--- Start of Input for this task ---

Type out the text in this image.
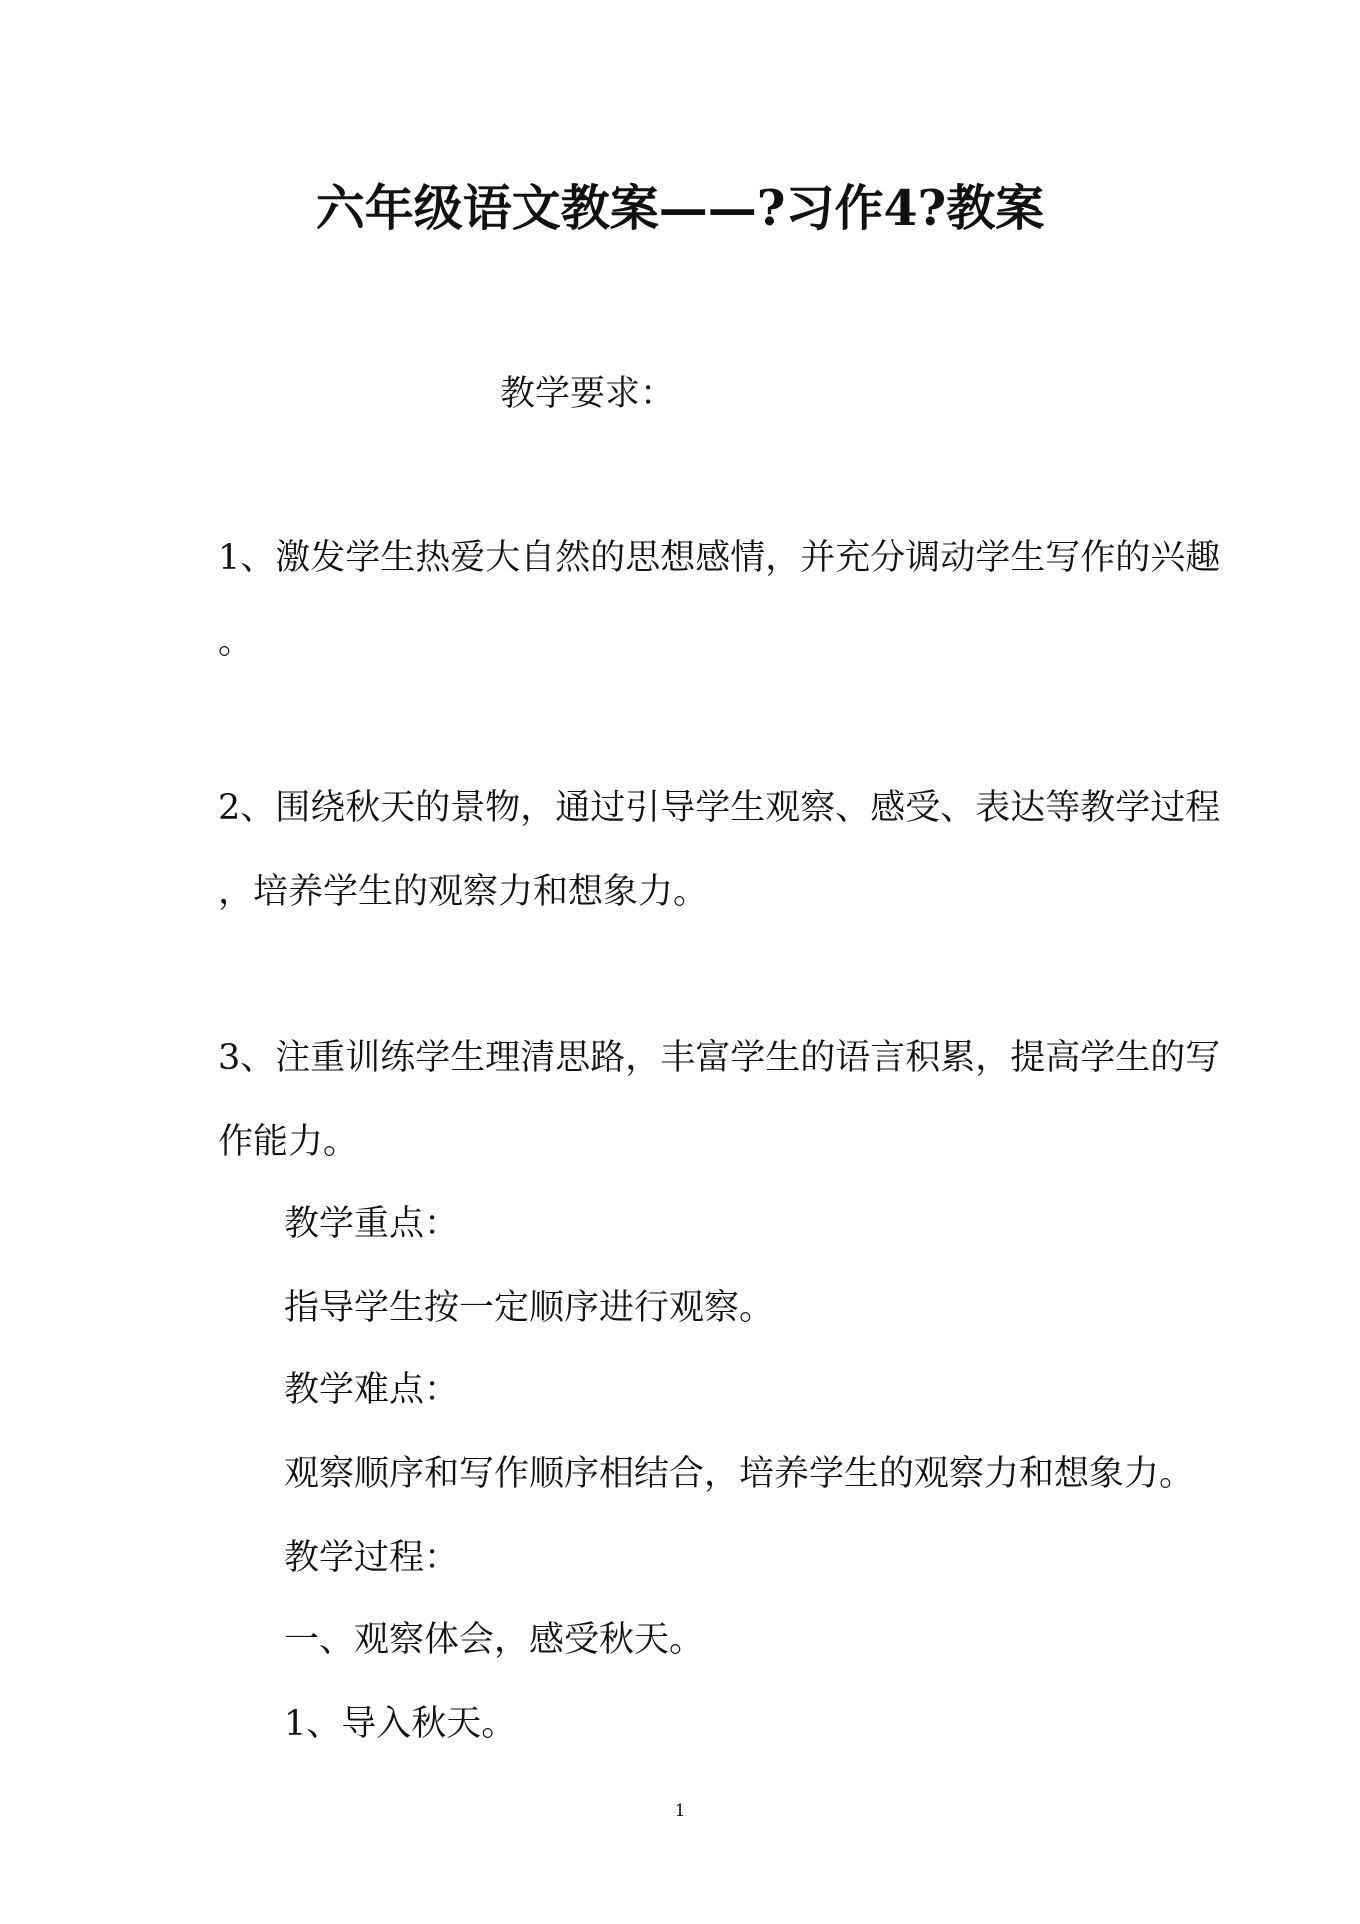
六年级语文教案——?习作4?教案
教学要求：
1、激发学生热爱大自然的思想感情，并充分调动学生写作的兴趣
。
2、围绕秋天的景物，通过引导学生观察、感受、表达等教学过程
，培养学生的观察力和想象力。
3、注重训练学生理清思路，丰富学生的语言积累，提高学生的写
作能力。
教学重点：
指导学生按一定顺序进行观察。
教学难点：
观察顺序和写作顺序相结合，培养学生的观察力和想象力。
教学过程：
一、观察体会，感受秋天。
1、导入秋天。
1
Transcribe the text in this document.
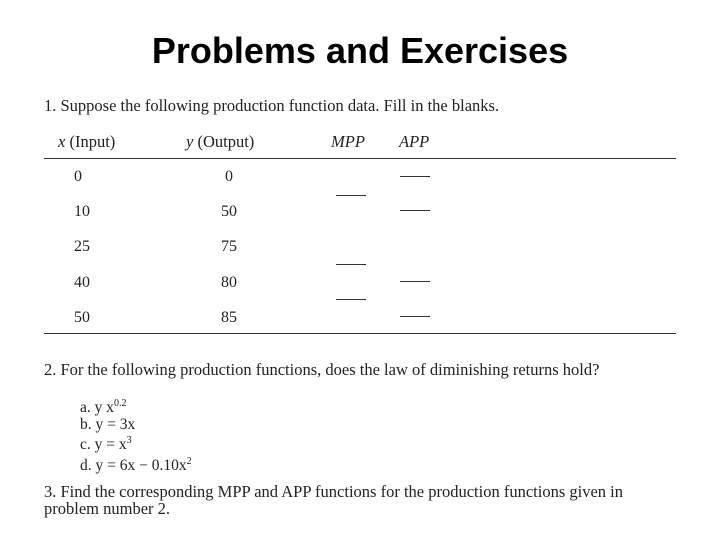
Problems and Exercises
1. Suppose the following production function data. Fill in the blanks.
x (Input)	y (Output)	MPP APP
0	0
10	50
25	75
40	80
50	85
2. For the following production functions, does the law of diminishing returns hold?
a. y $x^{0.2}$
b. y = 3x
c. $y = x^3$
d. $y = 6x - 0.10x^2$
3. Find the corresponding MPP and APP functions for the production functions given in
problem number 2.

--- End of Input for this task ---

== Problem statement ==
Lines containing "培养学生的观察力和想象力" are to be counted. State the total and add nothing.

== Solved exercise ==
2